● **DATA RECORDS**:
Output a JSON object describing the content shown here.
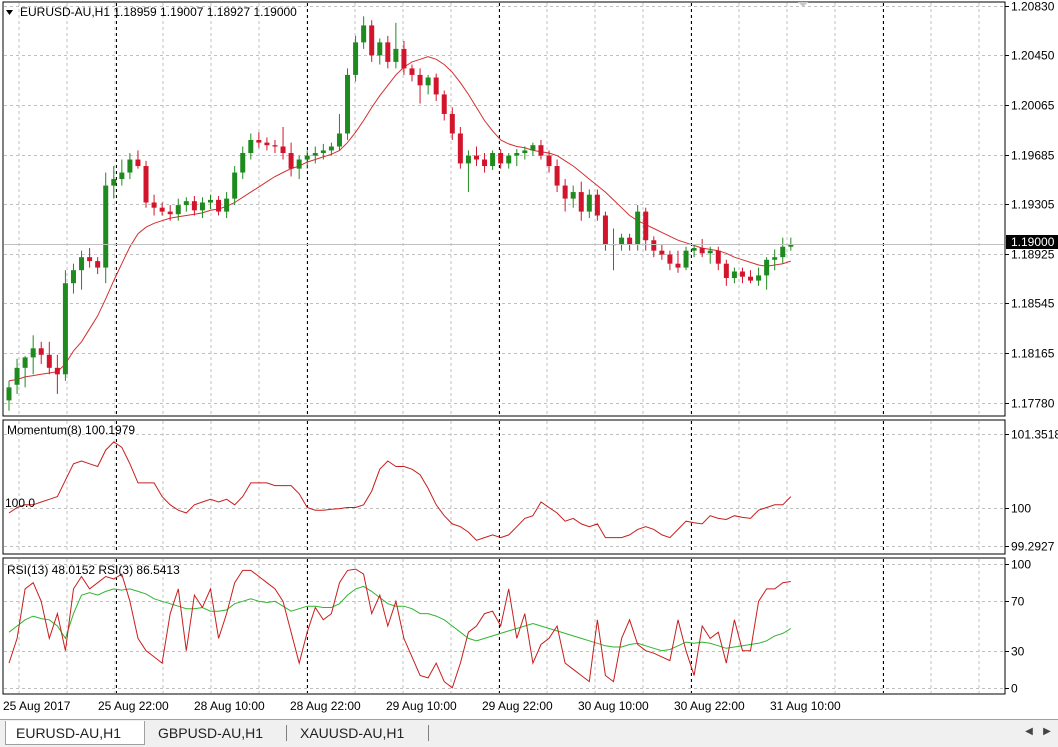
{
  "window": {
    "symbol_header": "EURUSD-AU,H1  1.18959 1.19007 1.18927 1.19000",
    "current_price": "1.19000"
  },
  "colors": {
    "bull": "#1f8b1f",
    "bear": "#d2152d",
    "ma_line": "#d23030",
    "momentum_line": "#c81e1e",
    "rsi_fast": "#c81e1e",
    "rsi_slow": "#2fb62f",
    "grid": "#c0c0c0",
    "price_tag_bg": "#000000"
  },
  "tabs": [
    "EURUSD-AU,H1",
    "GBPUSD-AU,H1",
    "XAUUSD-AU,H1"
  ],
  "chart_data": [
    {
      "type": "candlestick",
      "panel": "price",
      "title": "EURUSD-AU,H1  1.18959 1.19007 1.18927 1.19000",
      "y_ticks": [
        "1.20830",
        "1.20450",
        "1.20065",
        "1.19685",
        "1.19305",
        "1.18925",
        "1.18545",
        "1.18165",
        "1.17780"
      ],
      "y_tick_values": [
        1.2083,
        1.2045,
        1.20065,
        1.19685,
        1.19305,
        1.18925,
        1.18545,
        1.18165,
        1.1778
      ],
      "ylim": [
        1.1768,
        1.2086
      ],
      "x_ticks": [
        "25 Aug 2017",
        "25 Aug 22:00",
        "28 Aug 10:00",
        "28 Aug 22:00",
        "29 Aug 10:00",
        "29 Aug 22:00",
        "30 Aug 10:00",
        "30 Aug 22:00",
        "31 Aug 10:00"
      ],
      "grid": true,
      "candles_ohlc": [
        [
          1.178,
          1.1795,
          1.1772,
          1.179
        ],
        [
          1.1792,
          1.1812,
          1.1785,
          1.1805
        ],
        [
          1.1805,
          1.1814,
          1.179,
          1.1813
        ],
        [
          1.1813,
          1.183,
          1.18,
          1.182
        ],
        [
          1.182,
          1.1825,
          1.1808,
          1.1815
        ],
        [
          1.1815,
          1.1825,
          1.18,
          1.1805
        ],
        [
          1.1805,
          1.1815,
          1.1785,
          1.18
        ],
        [
          1.18,
          1.188,
          1.1795,
          1.187
        ],
        [
          1.187,
          1.1885,
          1.1862,
          1.188
        ],
        [
          1.188,
          1.1895,
          1.1865,
          1.189
        ],
        [
          1.189,
          1.1897,
          1.1882,
          1.1887
        ],
        [
          1.1887,
          1.189,
          1.1877,
          1.1882
        ],
        [
          1.1882,
          1.1955,
          1.187,
          1.1945
        ],
        [
          1.1945,
          1.196,
          1.1935,
          1.195
        ],
        [
          1.195,
          1.1965,
          1.1945,
          1.1955
        ],
        [
          1.1955,
          1.197,
          1.195,
          1.1965
        ],
        [
          1.1965,
          1.1972,
          1.1958,
          1.196
        ],
        [
          1.196,
          1.1964,
          1.1928,
          1.1932
        ],
        [
          1.1932,
          1.1938,
          1.1922,
          1.1928
        ],
        [
          1.1928,
          1.1932,
          1.1922,
          1.1925
        ],
        [
          1.1925,
          1.193,
          1.1918,
          1.1923
        ],
        [
          1.1923,
          1.1935,
          1.1918,
          1.193
        ],
        [
          1.193,
          1.1936,
          1.1925,
          1.1933
        ],
        [
          1.1933,
          1.1937,
          1.1922,
          1.1926
        ],
        [
          1.1926,
          1.1936,
          1.192,
          1.1932
        ],
        [
          1.1932,
          1.1938,
          1.1927,
          1.1934
        ],
        [
          1.1934,
          1.1937,
          1.1922,
          1.1925
        ],
        [
          1.1925,
          1.194,
          1.192,
          1.1935
        ],
        [
          1.1935,
          1.196,
          1.193,
          1.1955
        ],
        [
          1.1955,
          1.1975,
          1.195,
          1.197
        ],
        [
          1.197,
          1.1985,
          1.1965,
          1.198
        ],
        [
          1.198,
          1.1986,
          1.1974,
          1.1978
        ],
        [
          1.1978,
          1.1982,
          1.1972,
          1.1976
        ],
        [
          1.1976,
          1.198,
          1.197,
          1.1975
        ],
        [
          1.1975,
          1.199,
          1.1965,
          1.197
        ],
        [
          1.197,
          1.1978,
          1.1952,
          1.1958
        ],
        [
          1.1958,
          1.1968,
          1.195,
          1.1965
        ],
        [
          1.1965,
          1.1972,
          1.1958,
          1.1968
        ],
        [
          1.1968,
          1.1975,
          1.1962,
          1.197
        ],
        [
          1.197,
          1.1977,
          1.1965,
          1.1972
        ],
        [
          1.1972,
          1.1978,
          1.1968,
          1.1975
        ],
        [
          1.1975,
          1.2,
          1.1972,
          1.1985
        ],
        [
          1.1985,
          1.2035,
          1.198,
          1.203
        ],
        [
          1.203,
          1.206,
          1.2025,
          1.2055
        ],
        [
          1.2055,
          1.2075,
          1.205,
          1.2068
        ],
        [
          1.2068,
          1.2072,
          1.204,
          1.2045
        ],
        [
          1.2045,
          1.2058,
          1.2038,
          1.2055
        ],
        [
          1.2055,
          1.206,
          1.2035,
          1.204
        ],
        [
          1.204,
          1.207,
          1.2035,
          1.205
        ],
        [
          1.205,
          1.2056,
          1.203,
          1.2035
        ],
        [
          1.2035,
          1.2038,
          1.2025,
          1.203
        ],
        [
          1.203,
          1.2035,
          1.2008,
          1.2022
        ],
        [
          1.2022,
          1.203,
          1.2015,
          1.2028
        ],
        [
          1.2028,
          1.2031,
          1.201,
          1.2015
        ],
        [
          1.2015,
          1.2018,
          1.1995,
          1.2
        ],
        [
          1.2,
          1.2005,
          1.198,
          1.1985
        ],
        [
          1.1985,
          1.199,
          1.1958,
          1.1962
        ],
        [
          1.1962,
          1.1972,
          1.194,
          1.1968
        ],
        [
          1.1968,
          1.1975,
          1.196,
          1.1965
        ],
        [
          1.1965,
          1.197,
          1.1955,
          1.196
        ],
        [
          1.196,
          1.1972,
          1.1957,
          1.197
        ],
        [
          1.197,
          1.1973,
          1.1958,
          1.1962
        ],
        [
          1.1962,
          1.197,
          1.1958,
          1.1968
        ],
        [
          1.1968,
          1.1973,
          1.196,
          1.197
        ],
        [
          1.197,
          1.1975,
          1.1965,
          1.1972
        ],
        [
          1.1972,
          1.1978,
          1.1968,
          1.1976
        ],
        [
          1.1976,
          1.198,
          1.1965,
          1.1968
        ],
        [
          1.1968,
          1.1972,
          1.1955,
          1.196
        ],
        [
          1.196,
          1.1965,
          1.194,
          1.1945
        ],
        [
          1.1945,
          1.195,
          1.1925,
          1.1935
        ],
        [
          1.1935,
          1.1945,
          1.1928,
          1.194
        ],
        [
          1.194,
          1.1948,
          1.1918,
          1.1925
        ],
        [
          1.1925,
          1.1942,
          1.192,
          1.1938
        ],
        [
          1.1938,
          1.1942,
          1.1918,
          1.1922
        ],
        [
          1.1922,
          1.1925,
          1.1895,
          1.19
        ],
        [
          1.19,
          1.1912,
          1.188,
          1.19
        ],
        [
          1.19,
          1.1908,
          1.1895,
          1.1905
        ],
        [
          1.1905,
          1.1908,
          1.1895,
          1.19
        ],
        [
          1.19,
          1.193,
          1.1895,
          1.1925
        ],
        [
          1.1925,
          1.1928,
          1.1895,
          1.1903
        ],
        [
          1.1903,
          1.1906,
          1.189,
          1.1895
        ],
        [
          1.1895,
          1.19,
          1.1888,
          1.1892
        ],
        [
          1.1892,
          1.1895,
          1.188,
          1.1885
        ],
        [
          1.1885,
          1.1895,
          1.1878,
          1.1882
        ],
        [
          1.1882,
          1.1898,
          1.188,
          1.1895
        ],
        [
          1.1895,
          1.19,
          1.189,
          1.1897
        ],
        [
          1.1897,
          1.1904,
          1.189,
          1.1893
        ],
        [
          1.1893,
          1.1898,
          1.1885,
          1.1895
        ],
        [
          1.1895,
          1.1898,
          1.188,
          1.1885
        ],
        [
          1.1885,
          1.1888,
          1.1868,
          1.1874
        ],
        [
          1.1874,
          1.1882,
          1.187,
          1.1879
        ],
        [
          1.1879,
          1.1882,
          1.187,
          1.1875
        ],
        [
          1.1875,
          1.188,
          1.187,
          1.1872
        ],
        [
          1.1872,
          1.1882,
          1.1868,
          1.1876
        ],
        [
          1.1876,
          1.189,
          1.1865,
          1.1888
        ],
        [
          1.1888,
          1.1896,
          1.188,
          1.189
        ],
        [
          1.189,
          1.1905,
          1.1885,
          1.1898
        ],
        [
          1.1898,
          1.1905,
          1.1895,
          1.19
        ]
      ],
      "ma_values": [
        1.1795,
        1.1796,
        1.1798,
        1.1799,
        1.18,
        1.1801,
        1.1802,
        1.1808,
        1.1818,
        1.1825,
        1.1835,
        1.1845,
        1.1858,
        1.1872,
        1.1885,
        1.1898,
        1.1908,
        1.1913,
        1.1916,
        1.1918,
        1.192,
        1.1921,
        1.1922,
        1.1923,
        1.1924,
        1.1926,
        1.1927,
        1.1929,
        1.1932,
        1.1936,
        1.194,
        1.1944,
        1.1948,
        1.1952,
        1.1955,
        1.1958,
        1.196,
        1.1963,
        1.1965,
        1.1967,
        1.1969,
        1.1972,
        1.1978,
        1.1986,
        1.1995,
        1.2005,
        1.2014,
        1.2022,
        1.203,
        1.2036,
        1.204,
        1.2042,
        1.2044,
        1.2042,
        1.2038,
        1.2032,
        1.2024,
        1.2015,
        1.2005,
        1.1995,
        1.1987,
        1.198,
        1.1977,
        1.1975,
        1.1974,
        1.1972,
        1.1971,
        1.197,
        1.1968,
        1.1964,
        1.196,
        1.1955,
        1.195,
        1.1945,
        1.194,
        1.1934,
        1.1928,
        1.1922,
        1.1918,
        1.1915,
        1.1912,
        1.1909,
        1.1906,
        1.1903,
        1.1901,
        1.1899,
        1.1897,
        1.1896,
        1.1895,
        1.1893,
        1.189,
        1.1888,
        1.1886,
        1.1884,
        1.1883,
        1.1884,
        1.1885,
        1.1887
      ]
    },
    {
      "type": "line",
      "panel": "momentum",
      "title": "Momentum(8) 100.1979",
      "level_label": "100.0",
      "y_ticks": [
        "101.3518",
        "100",
        "99.2927"
      ],
      "y_tick_values": [
        101.3518,
        100,
        99.2927
      ],
      "ylim": [
        99.15,
        101.6
      ],
      "grid": true,
      "values": [
        99.9,
        100.0,
        100.05,
        100.05,
        100.1,
        100.15,
        100.2,
        100.5,
        100.8,
        100.85,
        100.8,
        100.75,
        101.05,
        101.2,
        101.1,
        100.8,
        100.45,
        100.45,
        100.45,
        100.2,
        100.05,
        99.95,
        99.9,
        100.05,
        100.1,
        100.15,
        100.1,
        100.15,
        100.05,
        100.2,
        100.45,
        100.45,
        100.45,
        100.4,
        100.4,
        100.4,
        100.25,
        100.0,
        99.95,
        99.95,
        99.97,
        99.98,
        100.0,
        100.0,
        100.05,
        100.3,
        100.7,
        100.85,
        100.75,
        100.75,
        100.7,
        100.6,
        100.35,
        100.05,
        99.85,
        99.7,
        99.65,
        99.55,
        99.4,
        99.45,
        99.5,
        99.45,
        99.5,
        99.65,
        99.8,
        99.85,
        100.1,
        100.0,
        99.9,
        99.75,
        99.8,
        99.7,
        99.65,
        99.7,
        99.45,
        99.45,
        99.45,
        99.5,
        99.6,
        99.65,
        99.6,
        99.5,
        99.45,
        99.6,
        99.75,
        99.72,
        99.7,
        99.85,
        99.8,
        99.78,
        99.85,
        99.82,
        99.8,
        99.95,
        100.0,
        100.05,
        100.05,
        100.2
      ]
    },
    {
      "type": "line",
      "panel": "rsi",
      "title": "RSI(13) 48.0152  RSI(3) 86.5413",
      "y_ticks": [
        "100",
        "70",
        "30",
        "0"
      ],
      "y_tick_values": [
        100,
        70,
        30,
        0
      ],
      "ylim": [
        -5,
        105
      ],
      "grid": true,
      "series": [
        {
          "name": "RSI(13)",
          "values": [
            45,
            50,
            55,
            58,
            56,
            55,
            50,
            40,
            60,
            75,
            77,
            75,
            78,
            80,
            79,
            80,
            78,
            76,
            72,
            70,
            68,
            66,
            64,
            64,
            65,
            62,
            62,
            63,
            68,
            70,
            72,
            70,
            69,
            70,
            66,
            62,
            64,
            66,
            66,
            65,
            65,
            68,
            75,
            80,
            82,
            78,
            73,
            68,
            66,
            66,
            64,
            60,
            60,
            58,
            55,
            50,
            45,
            40,
            38,
            40,
            42,
            44,
            46,
            48,
            50,
            52,
            50,
            48,
            46,
            44,
            42,
            40,
            38,
            36,
            34,
            33,
            33,
            35,
            36,
            34,
            32,
            30,
            31,
            34,
            37,
            36,
            37,
            36,
            34,
            32,
            33,
            34,
            35,
            36,
            38,
            42,
            44,
            48
          ]
        },
        {
          "name": "RSI(3)",
          "values": [
            20,
            40,
            80,
            85,
            70,
            40,
            60,
            30,
            80,
            90,
            80,
            85,
            90,
            88,
            92,
            70,
            40,
            30,
            25,
            20,
            60,
            80,
            30,
            75,
            65,
            80,
            40,
            60,
            85,
            95,
            95,
            90,
            85,
            80,
            70,
            45,
            20,
            45,
            65,
            55,
            60,
            85,
            95,
            96,
            92,
            60,
            75,
            50,
            70,
            40,
            25,
            10,
            8,
            20,
            5,
            0,
            20,
            45,
            50,
            60,
            62,
            50,
            80,
            40,
            60,
            20,
            35,
            40,
            50,
            20,
            15,
            10,
            5,
            55,
            10,
            5,
            40,
            55,
            35,
            30,
            28,
            25,
            22,
            55,
            30,
            10,
            50,
            40,
            45,
            20,
            55,
            30,
            30,
            70,
            80,
            80,
            85,
            86
          ]
        }
      ]
    }
  ]
}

● **WHAT IS BEING ASKED**: Lines containing the word "panel" are to be tallied; report only the total.

● **ANSWER**: 3